Input material
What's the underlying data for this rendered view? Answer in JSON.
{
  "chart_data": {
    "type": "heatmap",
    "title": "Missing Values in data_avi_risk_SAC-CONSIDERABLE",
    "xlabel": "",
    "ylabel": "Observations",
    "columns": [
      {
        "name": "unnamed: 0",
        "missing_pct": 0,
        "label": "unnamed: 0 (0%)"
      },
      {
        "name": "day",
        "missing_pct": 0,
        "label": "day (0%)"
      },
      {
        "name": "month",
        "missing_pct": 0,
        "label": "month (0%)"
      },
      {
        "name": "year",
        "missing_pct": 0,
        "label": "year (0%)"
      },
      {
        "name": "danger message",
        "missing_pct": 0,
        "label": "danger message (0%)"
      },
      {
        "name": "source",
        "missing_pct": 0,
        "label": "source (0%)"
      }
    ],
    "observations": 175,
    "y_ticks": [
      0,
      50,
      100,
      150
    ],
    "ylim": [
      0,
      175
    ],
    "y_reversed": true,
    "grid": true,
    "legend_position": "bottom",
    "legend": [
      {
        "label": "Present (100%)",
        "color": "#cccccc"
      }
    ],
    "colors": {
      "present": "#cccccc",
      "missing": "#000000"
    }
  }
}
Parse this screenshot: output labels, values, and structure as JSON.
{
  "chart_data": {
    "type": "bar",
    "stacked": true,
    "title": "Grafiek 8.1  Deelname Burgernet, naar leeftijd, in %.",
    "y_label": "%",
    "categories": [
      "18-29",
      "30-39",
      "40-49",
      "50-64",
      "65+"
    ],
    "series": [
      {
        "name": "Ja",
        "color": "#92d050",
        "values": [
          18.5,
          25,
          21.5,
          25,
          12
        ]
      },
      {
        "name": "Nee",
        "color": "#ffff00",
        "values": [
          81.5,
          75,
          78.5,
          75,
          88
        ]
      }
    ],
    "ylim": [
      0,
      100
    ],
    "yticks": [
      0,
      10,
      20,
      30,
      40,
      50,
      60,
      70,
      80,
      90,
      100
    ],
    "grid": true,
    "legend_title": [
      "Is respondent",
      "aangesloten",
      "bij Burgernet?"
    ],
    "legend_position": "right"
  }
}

What this task involves
Extract all of the data above without altering anything.

Exercise output
What's the underlying data for this rendered view? Answer in JSON.
{
  "chart_data": {
    "type": "heatmap",
    "title": "Missing Values in data_avi_risk_SAC-CONSIDERABLE",
    "xlabel": "",
    "ylabel": "Observations",
    "columns": [
      {
        "name": "unnamed: 0",
        "missing_pct": 0,
        "label": "unnamed: 0 (0%)"
      },
      {
        "name": "day",
        "missing_pct": 0,
        "label": "day (0%)"
      },
      {
        "name": "month",
        "missing_pct": 0,
        "label": "month (0%)"
      },
      {
        "name": "year",
        "missing_pct": 0,
        "label": "year (0%)"
      },
      {
        "name": "danger message",
        "missing_pct": 0,
        "label": "danger message (0%)"
      },
      {
        "name": "source",
        "missing_pct": 0,
        "label": "source (0%)"
      }
    ],
    "observations": 175,
    "y_ticks": [
      0,
      50,
      100,
      150
    ],
    "ylim": [
      0,
      175
    ],
    "y_reversed": true,
    "grid": true,
    "legend_position": "bottom",
    "legend": [
      {
        "label": "Present (100%)",
        "color": "#cccccc"
      }
    ],
    "colors": {
      "present": "#cccccc",
      "missing": "#000000"
    }
  }
}
Parse this screenshot: output labels, values, and structure as JSON.
{
  "chart_data": {
    "type": "bar",
    "stacked": true,
    "title": "Grafiek 8.1  Deelname Burgernet, naar leeftijd, in %.",
    "y_label": "%",
    "categories": [
      "18-29",
      "30-39",
      "40-49",
      "50-64",
      "65+"
    ],
    "series": [
      {
        "name": "Ja",
        "color": "#92d050",
        "values": [
          18.5,
          25,
          21.5,
          25,
          12
        ]
      },
      {
        "name": "Nee",
        "color": "#ffff00",
        "values": [
          81.5,
          75,
          78.5,
          75,
          88
        ]
      }
    ],
    "ylim": [
      0,
      100
    ],
    "yticks": [
      0,
      10,
      20,
      30,
      40,
      50,
      60,
      70,
      80,
      90,
      100
    ],
    "grid": true,
    "legend_title": [
      "Is respondent",
      "aangesloten",
      "bij Burgernet?"
    ],
    "legend_position": "right"
  }
}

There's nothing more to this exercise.